--- START ---

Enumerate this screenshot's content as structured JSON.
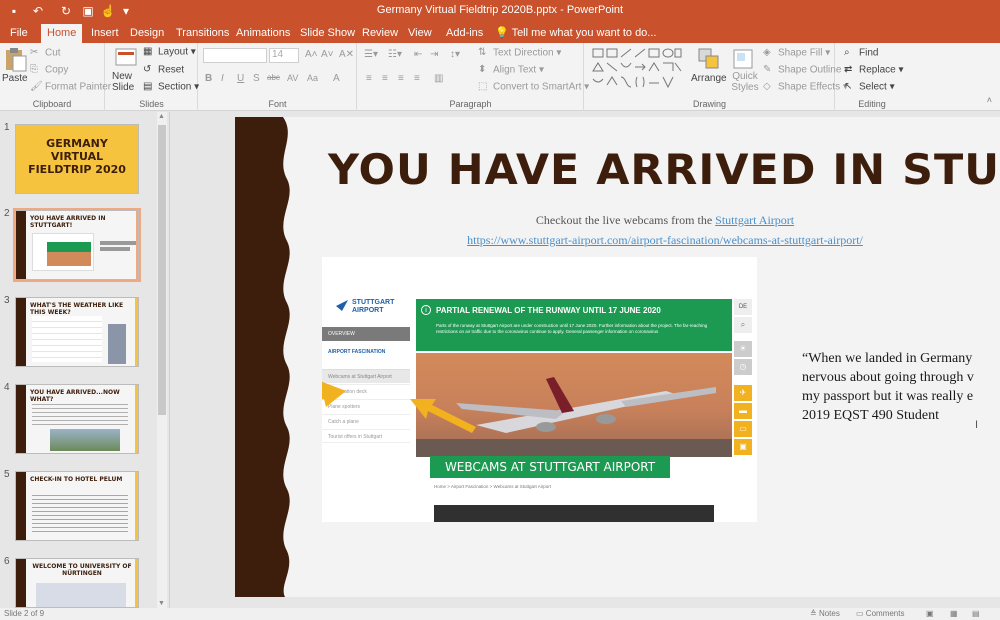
{
  "window": {
    "title": "Germany Virtual Fieldtrip 2020B.pptx - PowerPoint"
  },
  "tabs": [
    "File",
    "Home",
    "Insert",
    "Design",
    "Transitions",
    "Animations",
    "Slide Show",
    "Review",
    "View",
    "Add-ins"
  ],
  "active_tab": "Home",
  "tell_me": "Tell me what you want to do...",
  "ribbon": {
    "clipboard": {
      "label": "Clipboard",
      "paste": "Paste",
      "cut": "Cut",
      "copy": "Copy",
      "format_painter": "Format Painter"
    },
    "slides": {
      "label": "Slides",
      "new_slide": "New Slide",
      "layout": "Layout",
      "reset": "Reset",
      "section": "Section"
    },
    "font": {
      "label": "Font",
      "size": "14",
      "bold": "B",
      "italic": "I",
      "underline": "U",
      "strike": "S",
      "shadow": "abc",
      "spacing": "AV",
      "case": "Aa",
      "color": "A"
    },
    "paragraph": {
      "label": "Paragraph",
      "text_direction": "Text Direction",
      "align_text": "Align Text",
      "convert_smartart": "Convert to SmartArt"
    },
    "drawing": {
      "label": "Drawing",
      "arrange": "Arrange",
      "quick_styles": "Quick Styles",
      "shape_fill": "Shape Fill",
      "shape_outline": "Shape Outline",
      "shape_effects": "Shape Effects"
    },
    "editing": {
      "label": "Editing",
      "find": "Find",
      "replace": "Replace",
      "select": "Select"
    }
  },
  "thumbnails": [
    {
      "num": "1",
      "title": "GERMANY VIRTUAL FIELDTRIP 2020"
    },
    {
      "num": "2",
      "title": "YOU HAVE ARRIVED IN STUTTGART!"
    },
    {
      "num": "3",
      "title": "WHAT'S THE WEATHER LIKE THIS WEEK?"
    },
    {
      "num": "4",
      "title": "YOU HAVE ARRIVED...NOW WHAT?"
    },
    {
      "num": "5",
      "title": "CHECK-IN TO HOTEL PELUM"
    },
    {
      "num": "6",
      "title": "WELCOME TO UNIVERSITY OF NÜRTINGEN"
    }
  ],
  "slide": {
    "title": "YOU HAVE ARRIVED IN STUTTGART!",
    "checkout_prefix": "Checkout the live webcams from the ",
    "checkout_link": "Stuttgart Airport",
    "url": "https://www.stuttgart-airport.com/airport-fascination/webcams-at-stuttgart-airport/",
    "quote_lines": [
      "“When we landed in Germany",
      "nervous about going through v",
      "my passport but it was really e",
      "2019 EQST 490 Student"
    ]
  },
  "website": {
    "logo_line1": "STUTTGART",
    "logo_line2": "AIRPORT",
    "nav": [
      "OVERVIEW",
      "AIRPORT FASCINATION",
      "Webcams at Stuttgart Airport",
      "Observation deck",
      "Plane spotters",
      "Catch a plane",
      "Tourist offers in Stuttgart"
    ],
    "banner_title": "PARTIAL RENEWAL OF THE RUNWAY UNTIL 17 JUNE 2020",
    "banner_text": "Parts of the runway at Stuttgart Airport are under construction until 17 June 2020. Further information about the project. The far-reaching restrictions on air traffic due to the coronavirus continue to apply. General passenger information on coronavirus",
    "badge": "WEBCAMS AT STUTTGART AIRPORT",
    "breadcrumb": "Home  >  Airport Fascination  >  Webcams at Stuttgart Airport",
    "lang": "DE"
  },
  "status": {
    "slide_info": "Slide 2 of 9",
    "notes": "Notes",
    "comments": "Comments"
  },
  "colors": {
    "accent": "#c9512b",
    "slide_brown": "#3d1e0c",
    "slide_yellow": "#f5c33d",
    "web_green": "#1c9a52",
    "arrow_yellow": "#f2b21f"
  }
}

--- END ---

The data shown above must be printed again exactly, with no images included.

## SOLUTION FOR THIS TASK
Enumerate this screenshot's content as structured JSON.
{
  "window": {
    "title": "Germany Virtual Fieldtrip 2020B.pptx - PowerPoint"
  },
  "tabs": [
    "File",
    "Home",
    "Insert",
    "Design",
    "Transitions",
    "Animations",
    "Slide Show",
    "Review",
    "View",
    "Add-ins"
  ],
  "active_tab": "Home",
  "tell_me": "Tell me what you want to do...",
  "ribbon": {
    "clipboard": {
      "label": "Clipboard",
      "paste": "Paste",
      "cut": "Cut",
      "copy": "Copy",
      "format_painter": "Format Painter"
    },
    "slides": {
      "label": "Slides",
      "new_slide": "New Slide",
      "layout": "Layout",
      "reset": "Reset",
      "section": "Section"
    },
    "font": {
      "label": "Font",
      "size": "14",
      "bold": "B",
      "italic": "I",
      "underline": "U",
      "strike": "S",
      "shadow": "abc",
      "spacing": "AV",
      "case": "Aa",
      "color": "A"
    },
    "paragraph": {
      "label": "Paragraph",
      "text_direction": "Text Direction",
      "align_text": "Align Text",
      "convert_smartart": "Convert to SmartArt"
    },
    "drawing": {
      "label": "Drawing",
      "arrange": "Arrange",
      "quick_styles": "Quick Styles",
      "shape_fill": "Shape Fill",
      "shape_outline": "Shape Outline",
      "shape_effects": "Shape Effects"
    },
    "editing": {
      "label": "Editing",
      "find": "Find",
      "replace": "Replace",
      "select": "Select"
    }
  },
  "thumbnails": [
    {
      "num": "1",
      "title": "GERMANY VIRTUAL FIELDTRIP 2020"
    },
    {
      "num": "2",
      "title": "YOU HAVE ARRIVED IN STUTTGART!"
    },
    {
      "num": "3",
      "title": "WHAT'S THE WEATHER LIKE THIS WEEK?"
    },
    {
      "num": "4",
      "title": "YOU HAVE ARRIVED...NOW WHAT?"
    },
    {
      "num": "5",
      "title": "CHECK-IN TO HOTEL PELUM"
    },
    {
      "num": "6",
      "title": "WELCOME TO UNIVERSITY OF NÜRTINGEN"
    }
  ],
  "slide": {
    "title": "YOU HAVE ARRIVED IN STUTTGART!",
    "checkout_prefix": "Checkout the live webcams from the ",
    "checkout_link": "Stuttgart Airport",
    "url": "https://www.stuttgart-airport.com/airport-fascination/webcams-at-stuttgart-airport/",
    "quote_lines": [
      "“When we landed in Germany",
      "nervous about going through v",
      "my passport but it was really e",
      "2019 EQST 490 Student"
    ]
  },
  "website": {
    "logo_line1": "STUTTGART",
    "logo_line2": "AIRPORT",
    "nav": [
      "OVERVIEW",
      "AIRPORT FASCINATION",
      "Webcams at Stuttgart Airport",
      "Observation deck",
      "Plane spotters",
      "Catch a plane",
      "Tourist offers in Stuttgart"
    ],
    "banner_title": "PARTIAL RENEWAL OF THE RUNWAY UNTIL 17 JUNE 2020",
    "banner_text": "Parts of the runway at Stuttgart Airport are under construction until 17 June 2020. Further information about the project. The far-reaching restrictions on air traffic due to the coronavirus continue to apply. General passenger information on coronavirus",
    "badge": "WEBCAMS AT STUTTGART AIRPORT",
    "breadcrumb": "Home  >  Airport Fascination  >  Webcams at Stuttgart Airport",
    "lang": "DE"
  },
  "status": {
    "slide_info": "Slide 2 of 9",
    "notes": "Notes",
    "comments": "Comments"
  },
  "colors": {
    "accent": "#c9512b",
    "slide_brown": "#3d1e0c",
    "slide_yellow": "#f5c33d",
    "web_green": "#1c9a52",
    "arrow_yellow": "#f2b21f"
  }
}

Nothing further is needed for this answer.